Give back the full listing verbatim, apart from its images.

── Dataset records

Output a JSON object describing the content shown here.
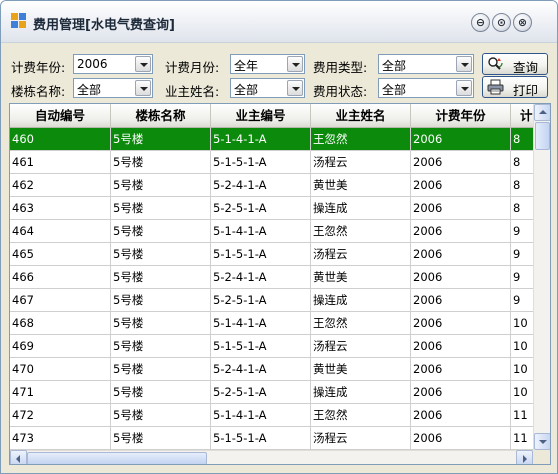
{
  "window": {
    "title": "费用管理[水电气费查询]",
    "controls": [
      "⊖",
      "⊙",
      "⊗"
    ]
  },
  "filters": {
    "year_label": "计费年份:",
    "year_value": "2006",
    "month_label": "计费月份:",
    "month_value": "全年",
    "type_label": "费用类型:",
    "type_value": "全部",
    "building_label": "楼栋名称:",
    "building_value": "全部",
    "owner_label": "业主姓名:",
    "owner_value": "全部",
    "status_label": "费用状态:",
    "status_value": "全部"
  },
  "buttons": {
    "query_label": "查询",
    "print_label": "打印"
  },
  "grid": {
    "columns": [
      "自动编号",
      "楼栋名称",
      "业主编号",
      "业主姓名",
      "计费年份",
      "计"
    ],
    "rows": [
      [
        "460",
        "5号楼",
        "5-1-4-1-A",
        "王忽然",
        "2006",
        "8"
      ],
      [
        "461",
        "5号楼",
        "5-1-5-1-A",
        "汤程云",
        "2006",
        "8"
      ],
      [
        "462",
        "5号楼",
        "5-2-4-1-A",
        "黄世美",
        "2006",
        "8"
      ],
      [
        "463",
        "5号楼",
        "5-2-5-1-A",
        "操连成",
        "2006",
        "8"
      ],
      [
        "464",
        "5号楼",
        "5-1-4-1-A",
        "王忽然",
        "2006",
        "9"
      ],
      [
        "465",
        "5号楼",
        "5-1-5-1-A",
        "汤程云",
        "2006",
        "9"
      ],
      [
        "466",
        "5号楼",
        "5-2-4-1-A",
        "黄世美",
        "2006",
        "9"
      ],
      [
        "467",
        "5号楼",
        "5-2-5-1-A",
        "操连成",
        "2006",
        "9"
      ],
      [
        "468",
        "5号楼",
        "5-1-4-1-A",
        "王忽然",
        "2006",
        "10"
      ],
      [
        "469",
        "5号楼",
        "5-1-5-1-A",
        "汤程云",
        "2006",
        "10"
      ],
      [
        "470",
        "5号楼",
        "5-2-4-1-A",
        "黄世美",
        "2006",
        "10"
      ],
      [
        "471",
        "5号楼",
        "5-2-5-1-A",
        "操连成",
        "2006",
        "10"
      ],
      [
        "472",
        "5号楼",
        "5-1-4-1-A",
        "王忽然",
        "2006",
        "11"
      ],
      [
        "473",
        "5号楼",
        "5-1-5-1-A",
        "汤程云",
        "2006",
        "11"
      ]
    ],
    "selected_row_index": 0,
    "selection_color": "#0b8a0b"
  },
  "icons": {
    "app": "app-window-icon",
    "query": "search-icon",
    "print": "printer-icon"
  }
}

────

- [In response]
Output a JSON object describing the content shown here.
{
  "window": {
    "title": "费用管理[水电气费查询]",
    "controls": [
      "⊖",
      "⊙",
      "⊗"
    ]
  },
  "filters": {
    "year_label": "计费年份:",
    "year_value": "2006",
    "month_label": "计费月份:",
    "month_value": "全年",
    "type_label": "费用类型:",
    "type_value": "全部",
    "building_label": "楼栋名称:",
    "building_value": "全部",
    "owner_label": "业主姓名:",
    "owner_value": "全部",
    "status_label": "费用状态:",
    "status_value": "全部"
  },
  "buttons": {
    "query_label": "查询",
    "print_label": "打印"
  },
  "grid": {
    "columns": [
      "自动编号",
      "楼栋名称",
      "业主编号",
      "业主姓名",
      "计费年份",
      "计"
    ],
    "rows": [
      [
        "460",
        "5号楼",
        "5-1-4-1-A",
        "王忽然",
        "2006",
        "8"
      ],
      [
        "461",
        "5号楼",
        "5-1-5-1-A",
        "汤程云",
        "2006",
        "8"
      ],
      [
        "462",
        "5号楼",
        "5-2-4-1-A",
        "黄世美",
        "2006",
        "8"
      ],
      [
        "463",
        "5号楼",
        "5-2-5-1-A",
        "操连成",
        "2006",
        "8"
      ],
      [
        "464",
        "5号楼",
        "5-1-4-1-A",
        "王忽然",
        "2006",
        "9"
      ],
      [
        "465",
        "5号楼",
        "5-1-5-1-A",
        "汤程云",
        "2006",
        "9"
      ],
      [
        "466",
        "5号楼",
        "5-2-4-1-A",
        "黄世美",
        "2006",
        "9"
      ],
      [
        "467",
        "5号楼",
        "5-2-5-1-A",
        "操连成",
        "2006",
        "9"
      ],
      [
        "468",
        "5号楼",
        "5-1-4-1-A",
        "王忽然",
        "2006",
        "10"
      ],
      [
        "469",
        "5号楼",
        "5-1-5-1-A",
        "汤程云",
        "2006",
        "10"
      ],
      [
        "470",
        "5号楼",
        "5-2-4-1-A",
        "黄世美",
        "2006",
        "10"
      ],
      [
        "471",
        "5号楼",
        "5-2-5-1-A",
        "操连成",
        "2006",
        "10"
      ],
      [
        "472",
        "5号楼",
        "5-1-4-1-A",
        "王忽然",
        "2006",
        "11"
      ],
      [
        "473",
        "5号楼",
        "5-1-5-1-A",
        "汤程云",
        "2006",
        "11"
      ]
    ],
    "selected_row_index": 0,
    "selection_color": "#0b8a0b"
  },
  "icons": {
    "app": "app-window-icon",
    "query": "search-icon",
    "print": "printer-icon"
  }
}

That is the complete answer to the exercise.